##### RECORDED DATA

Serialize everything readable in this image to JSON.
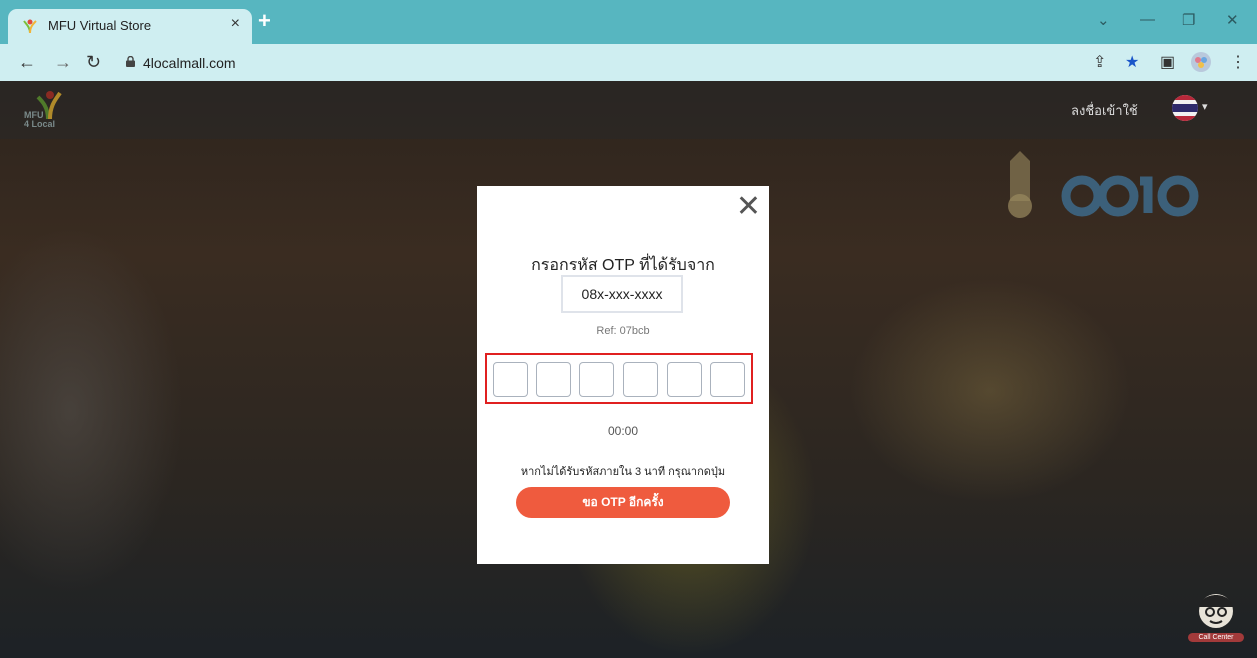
{
  "browser": {
    "tab_title": "MFU Virtual Store",
    "tab_close": "×",
    "new_tab": "+",
    "url": "4localmall.com",
    "window_controls": {
      "dropdown": "⌄",
      "minimize": "—",
      "restore": "❐",
      "close": "✕"
    },
    "nav": {
      "back": "←",
      "forward": "→",
      "reload": "↻"
    },
    "toolbar": {
      "share": "⇪",
      "bookmark": "★",
      "sidepanel": "▣",
      "menu": "⋮"
    }
  },
  "site": {
    "logo_text_line1": "MFU",
    "logo_text_line2": "4 Local",
    "signin_label": "ลงชื่อเข้าใช้",
    "lang_caret": "▾",
    "callcenter_label": "Call Center"
  },
  "modal": {
    "close": "✕",
    "title": "กรอกรหัส OTP ที่ได้รับจาก",
    "phone": "08x-xxx-xxxx",
    "ref": "Ref: 07bcb",
    "otp_digits": [
      "",
      "",
      "",
      "",
      "",
      ""
    ],
    "timer": "00:00",
    "hint": "หากไม่ได้รับรหัสภายใน 3 นาที กรุณากดปุ่ม",
    "resend_label": "ขอ OTP อีกครั้ง"
  },
  "colors": {
    "browser_frame": "#57b6c0",
    "browser_tab": "#cfeef1",
    "accent": "#ef5b3e",
    "highlight": "#e02020"
  }
}
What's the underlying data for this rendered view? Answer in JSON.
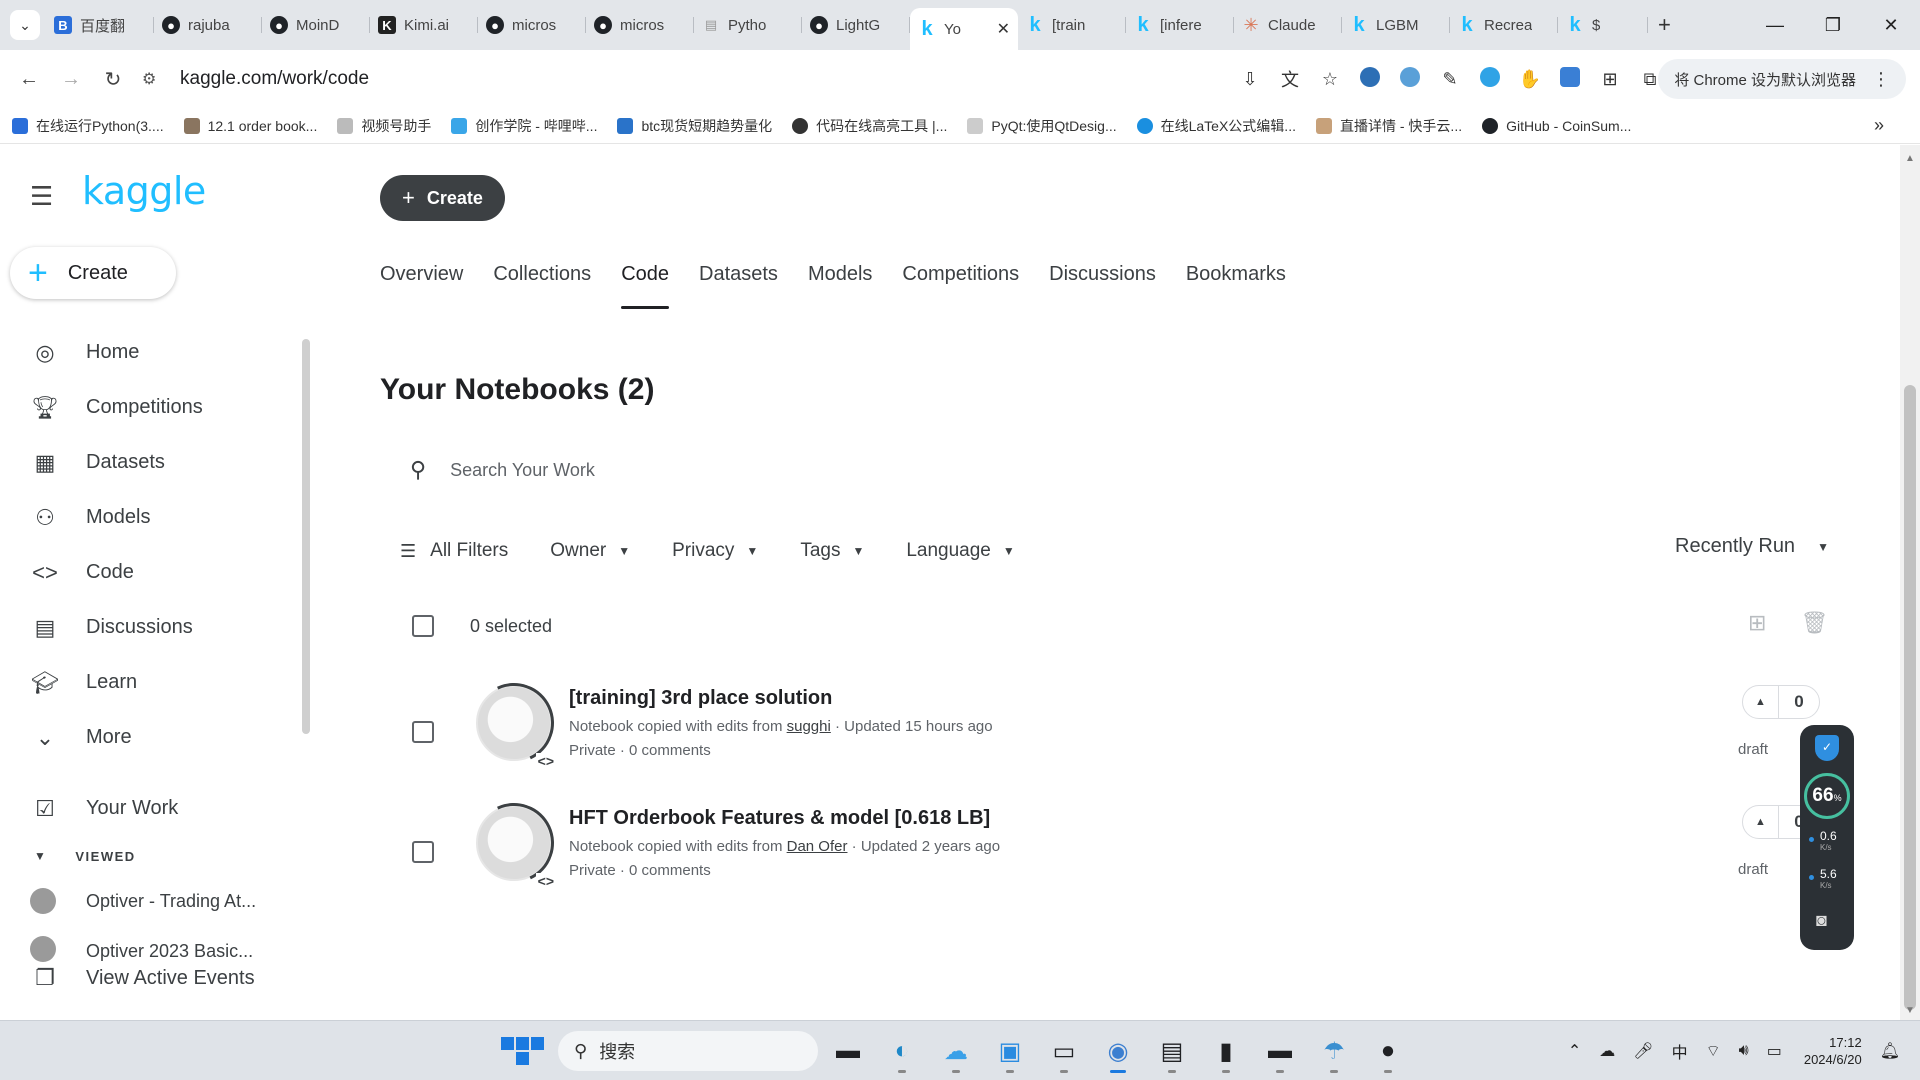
{
  "browser": {
    "tabs": [
      {
        "label": "百度翻",
        "icon": "baidu-translate-icon"
      },
      {
        "label": "rajuba",
        "icon": "github-icon"
      },
      {
        "label": "MoinD",
        "icon": "github-icon"
      },
      {
        "label": "Kimi.ai",
        "icon": "kimi-icon"
      },
      {
        "label": "micros",
        "icon": "github-icon"
      },
      {
        "label": "micros",
        "icon": "github-icon"
      },
      {
        "label": "Pytho",
        "icon": "python-doc-icon"
      },
      {
        "label": "LightG",
        "icon": "github-icon"
      },
      {
        "label": "Yo",
        "icon": "kaggle-icon",
        "active": true
      },
      {
        "label": "[train",
        "icon": "kaggle-icon"
      },
      {
        "label": "[infere",
        "icon": "kaggle-icon"
      },
      {
        "label": "Claude",
        "icon": "claude-icon"
      },
      {
        "label": "LGBM",
        "icon": "kaggle-icon"
      },
      {
        "label": "Recrea",
        "icon": "kaggle-icon"
      },
      {
        "label": "$",
        "icon": "kaggle-icon"
      }
    ],
    "url": "kaggle.com/work/code",
    "default_browser_button": "将 Chrome 设为默认浏览器",
    "bookmarks": [
      "在线运行Python(3....",
      "12.1 order book...",
      "视频号助手",
      "创作学院 - 哔哩哔...",
      "btc现货短期趋势量化",
      "代码在线高亮工具 |...",
      "PyQt:使用QtDesig...",
      "在线LaTeX公式编辑...",
      "直播详情 - 快手云...",
      "GitHub - CoinSum..."
    ]
  },
  "kaggle": {
    "logo": "kaggle",
    "side_create": "Create",
    "top_create": "Create",
    "sidebar": [
      {
        "label": "Home",
        "icon": "compass-icon"
      },
      {
        "label": "Competitions",
        "icon": "trophy-icon"
      },
      {
        "label": "Datasets",
        "icon": "table-icon"
      },
      {
        "label": "Models",
        "icon": "models-icon"
      },
      {
        "label": "Code",
        "icon": "code-icon"
      },
      {
        "label": "Discussions",
        "icon": "discussion-icon"
      },
      {
        "label": "Learn",
        "icon": "graduation-cap-icon"
      },
      {
        "label": "More",
        "icon": "chevron-down-icon"
      }
    ],
    "your_work": "Your Work",
    "viewed_label": "VIEWED",
    "viewed": [
      "Optiver - Trading At...",
      "Optiver 2023 Basic..."
    ],
    "active_events": "View Active Events",
    "tabs": [
      "Overview",
      "Collections",
      "Code",
      "Datasets",
      "Models",
      "Competitions",
      "Discussions",
      "Bookmarks"
    ],
    "active_tab": "Code",
    "title": "Your Notebooks (2)",
    "search_placeholder": "Search Your Work",
    "filters": [
      "All Filters",
      "Owner",
      "Privacy",
      "Tags",
      "Language"
    ],
    "sort": "Recently Run",
    "selected": "0 selected",
    "notebooks": [
      {
        "title": "[training] 3rd place solution",
        "meta_prefix": "Notebook copied with edits from ",
        "author": "sugghi",
        "meta_suffix": " · Updated 15 hours ago",
        "privacy": "Private · 0 comments",
        "votes": "0",
        "status": "draft"
      },
      {
        "title": "HFT Orderbook Features & model [0.618 LB]",
        "meta_prefix": "Notebook copied with edits from ",
        "author": "Dan Ofer",
        "meta_suffix": " · Updated 2 years ago",
        "privacy": "Private · 0 comments",
        "votes": "0",
        "status": "draft"
      }
    ]
  },
  "widget": {
    "percent": "66",
    "unit": "%",
    "up": "0.6",
    "down": "5.6",
    "rate_unit": "K/s"
  },
  "taskbar": {
    "search": "搜索",
    "time": "17:12",
    "date": "2024/6/20",
    "ime": "中"
  }
}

##########

EXERCISE BRIEF:
Write out each entry exactly as given, omitting any picture.

TASK ANSWER:
Serialize everything readable in this image to JSON.
{
  "browser": {
    "tab_title": "MFU Virtual Store",
    "tab_close": "×",
    "new_tab": "+",
    "url": "4localmall.com",
    "window_controls": {
      "dropdown": "⌄",
      "minimize": "—",
      "restore": "❐",
      "close": "✕"
    },
    "nav": {
      "back": "←",
      "forward": "→",
      "reload": "↻"
    },
    "toolbar": {
      "share": "⇪",
      "bookmark": "★",
      "sidepanel": "▣",
      "menu": "⋮"
    }
  },
  "site": {
    "logo_text_line1": "MFU",
    "logo_text_line2": "4 Local",
    "signin_label": "ลงชื่อเข้าใช้",
    "lang_caret": "▾",
    "callcenter_label": "Call Center"
  },
  "modal": {
    "close": "✕",
    "title": "กรอกรหัส OTP ที่ได้รับจาก",
    "phone": "08x-xxx-xxxx",
    "ref": "Ref: 07bcb",
    "otp_digits": [
      "",
      "",
      "",
      "",
      "",
      ""
    ],
    "timer": "00:00",
    "hint": "หากไม่ได้รับรหัสภายใน 3 นาที กรุณากดปุ่ม",
    "resend_label": "ขอ OTP อีกครั้ง"
  },
  "colors": {
    "browser_frame": "#57b6c0",
    "browser_tab": "#cfeef1",
    "accent": "#ef5b3e",
    "highlight": "#e02020"
  }
}
What's the underlying data for this rendered view? Answer in JSON.
{
  "browser": {
    "tabs": [
      {
        "label": "百度翻",
        "icon": "baidu-translate-icon"
      },
      {
        "label": "rajuba",
        "icon": "github-icon"
      },
      {
        "label": "MoinD",
        "icon": "github-icon"
      },
      {
        "label": "Kimi.ai",
        "icon": "kimi-icon"
      },
      {
        "label": "micros",
        "icon": "github-icon"
      },
      {
        "label": "micros",
        "icon": "github-icon"
      },
      {
        "label": "Pytho",
        "icon": "python-doc-icon"
      },
      {
        "label": "LightG",
        "icon": "github-icon"
      },
      {
        "label": "Yo",
        "icon": "kaggle-icon",
        "active": true
      },
      {
        "label": "[train",
        "icon": "kaggle-icon"
      },
      {
        "label": "[infere",
        "icon": "kaggle-icon"
      },
      {
        "label": "Claude",
        "icon": "claude-icon"
      },
      {
        "label": "LGBM",
        "icon": "kaggle-icon"
      },
      {
        "label": "Recrea",
        "icon": "kaggle-icon"
      },
      {
        "label": "$",
        "icon": "kaggle-icon"
      }
    ],
    "url": "kaggle.com/work/code",
    "default_browser_button": "将 Chrome 设为默认浏览器",
    "bookmarks": [
      "在线运行Python(3....",
      "12.1 order book...",
      "视频号助手",
      "创作学院 - 哔哩哔...",
      "btc现货短期趋势量化",
      "代码在线高亮工具 |...",
      "PyQt:使用QtDesig...",
      "在线LaTeX公式编辑...",
      "直播详情 - 快手云...",
      "GitHub - CoinSum..."
    ]
  },
  "kaggle": {
    "logo": "kaggle",
    "side_create": "Create",
    "top_create": "Create",
    "sidebar": [
      {
        "label": "Home",
        "icon": "compass-icon"
      },
      {
        "label": "Competitions",
        "icon": "trophy-icon"
      },
      {
        "label": "Datasets",
        "icon": "table-icon"
      },
      {
        "label": "Models",
        "icon": "models-icon"
      },
      {
        "label": "Code",
        "icon": "code-icon"
      },
      {
        "label": "Discussions",
        "icon": "discussion-icon"
      },
      {
        "label": "Learn",
        "icon": "graduation-cap-icon"
      },
      {
        "label": "More",
        "icon": "chevron-down-icon"
      }
    ],
    "your_work": "Your Work",
    "viewed_label": "VIEWED",
    "viewed": [
      "Optiver - Trading At...",
      "Optiver 2023 Basic..."
    ],
    "active_events": "View Active Events",
    "tabs": [
      "Overview",
      "Collections",
      "Code",
      "Datasets",
      "Models",
      "Competitions",
      "Discussions",
      "Bookmarks"
    ],
    "active_tab": "Code",
    "title": "Your Notebooks (2)",
    "search_placeholder": "Search Your Work",
    "filters": [
      "All Filters",
      "Owner",
      "Privacy",
      "Tags",
      "Language"
    ],
    "sort": "Recently Run",
    "selected": "0 selected",
    "notebooks": [
      {
        "title": "[training] 3rd place solution",
        "meta_prefix": "Notebook copied with edits from ",
        "author": "sugghi",
        "meta_suffix": " · Updated 15 hours ago",
        "privacy": "Private · 0 comments",
        "votes": "0",
        "status": "draft"
      },
      {
        "title": "HFT Orderbook Features & model [0.618 LB]",
        "meta_prefix": "Notebook copied with edits from ",
        "author": "Dan Ofer",
        "meta_suffix": " · Updated 2 years ago",
        "privacy": "Private · 0 comments",
        "votes": "0",
        "status": "draft"
      }
    ]
  },
  "widget": {
    "percent": "66",
    "unit": "%",
    "up": "0.6",
    "down": "5.6",
    "rate_unit": "K/s"
  },
  "taskbar": {
    "search": "搜索",
    "time": "17:12",
    "date": "2024/6/20",
    "ime": "中"
  }
}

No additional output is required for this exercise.